- Exercise material:
+++++

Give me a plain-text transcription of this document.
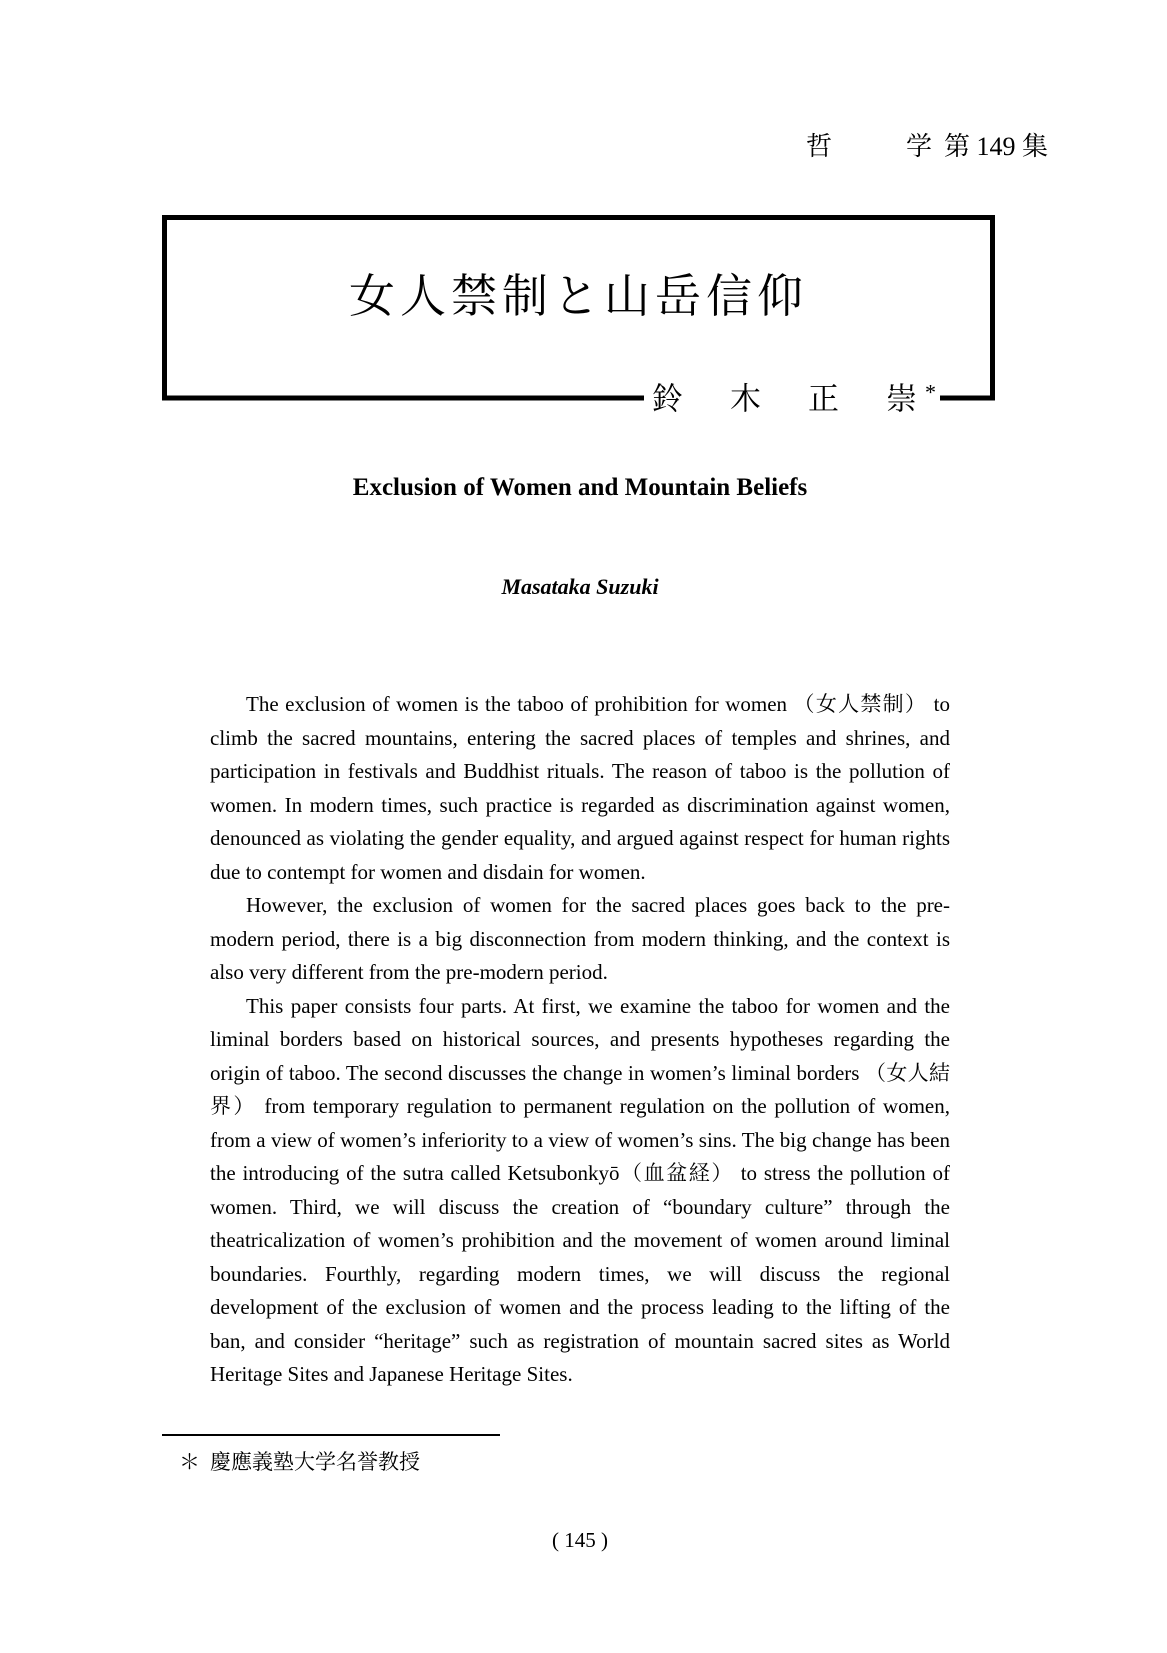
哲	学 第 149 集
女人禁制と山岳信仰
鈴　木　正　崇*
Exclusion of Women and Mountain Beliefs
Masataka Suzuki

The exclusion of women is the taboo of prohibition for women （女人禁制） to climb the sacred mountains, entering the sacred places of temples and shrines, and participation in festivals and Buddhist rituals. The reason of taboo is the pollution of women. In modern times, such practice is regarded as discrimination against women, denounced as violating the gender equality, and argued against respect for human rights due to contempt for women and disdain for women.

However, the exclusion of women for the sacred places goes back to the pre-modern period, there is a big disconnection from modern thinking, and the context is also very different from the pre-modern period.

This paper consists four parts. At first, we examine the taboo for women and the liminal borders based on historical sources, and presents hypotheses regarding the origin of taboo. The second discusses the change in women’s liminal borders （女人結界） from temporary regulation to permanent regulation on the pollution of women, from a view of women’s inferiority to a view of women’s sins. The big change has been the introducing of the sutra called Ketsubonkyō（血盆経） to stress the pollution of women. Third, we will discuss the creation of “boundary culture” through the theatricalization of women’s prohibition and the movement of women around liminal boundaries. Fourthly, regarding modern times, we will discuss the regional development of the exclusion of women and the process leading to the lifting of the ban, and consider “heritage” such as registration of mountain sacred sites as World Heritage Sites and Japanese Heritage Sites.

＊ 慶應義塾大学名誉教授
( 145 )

+++++

- Goal: Pictures stay out of the copy; please restate every record above exactly.

- Exercise response:
Give me a plain-text transcription of this document.
哲	学 第 149 集
女人禁制と山岳信仰
鈴　木　正　崇*
Exclusion of Women and Mountain Beliefs
Masataka Suzuki

The exclusion of women is the taboo of prohibition for women （女人禁制） to climb the sacred mountains, entering the sacred places of temples and shrines, and participation in festivals and Buddhist rituals. The reason of taboo is the pollution of women. In modern times, such practice is regarded as discrimination against women, denounced as violating the gender equality, and argued against respect for human rights due to contempt for women and disdain for women.

However, the exclusion of women for the sacred places goes back to the pre-modern period, there is a big disconnection from modern thinking, and the context is also very different from the pre-modern period.

This paper consists four parts. At first, we examine the taboo for women and the liminal borders based on historical sources, and presents hypotheses regarding the origin of taboo. The second discusses the change in women’s liminal borders （女人結界） from temporary regulation to permanent regulation on the pollution of women, from a view of women’s inferiority to a view of women’s sins. The big change has been the introducing of the sutra called Ketsubonkyō（血盆経） to stress the pollution of women. Third, we will discuss the creation of “boundary culture” through the theatricalization of women’s prohibition and the movement of women around liminal boundaries. Fourthly, regarding modern times, we will discuss the regional development of the exclusion of women and the process leading to the lifting of the ban, and consider “heritage” such as registration of mountain sacred sites as World Heritage Sites and Japanese Heritage Sites.

＊ 慶應義塾大学名誉教授
( 145 )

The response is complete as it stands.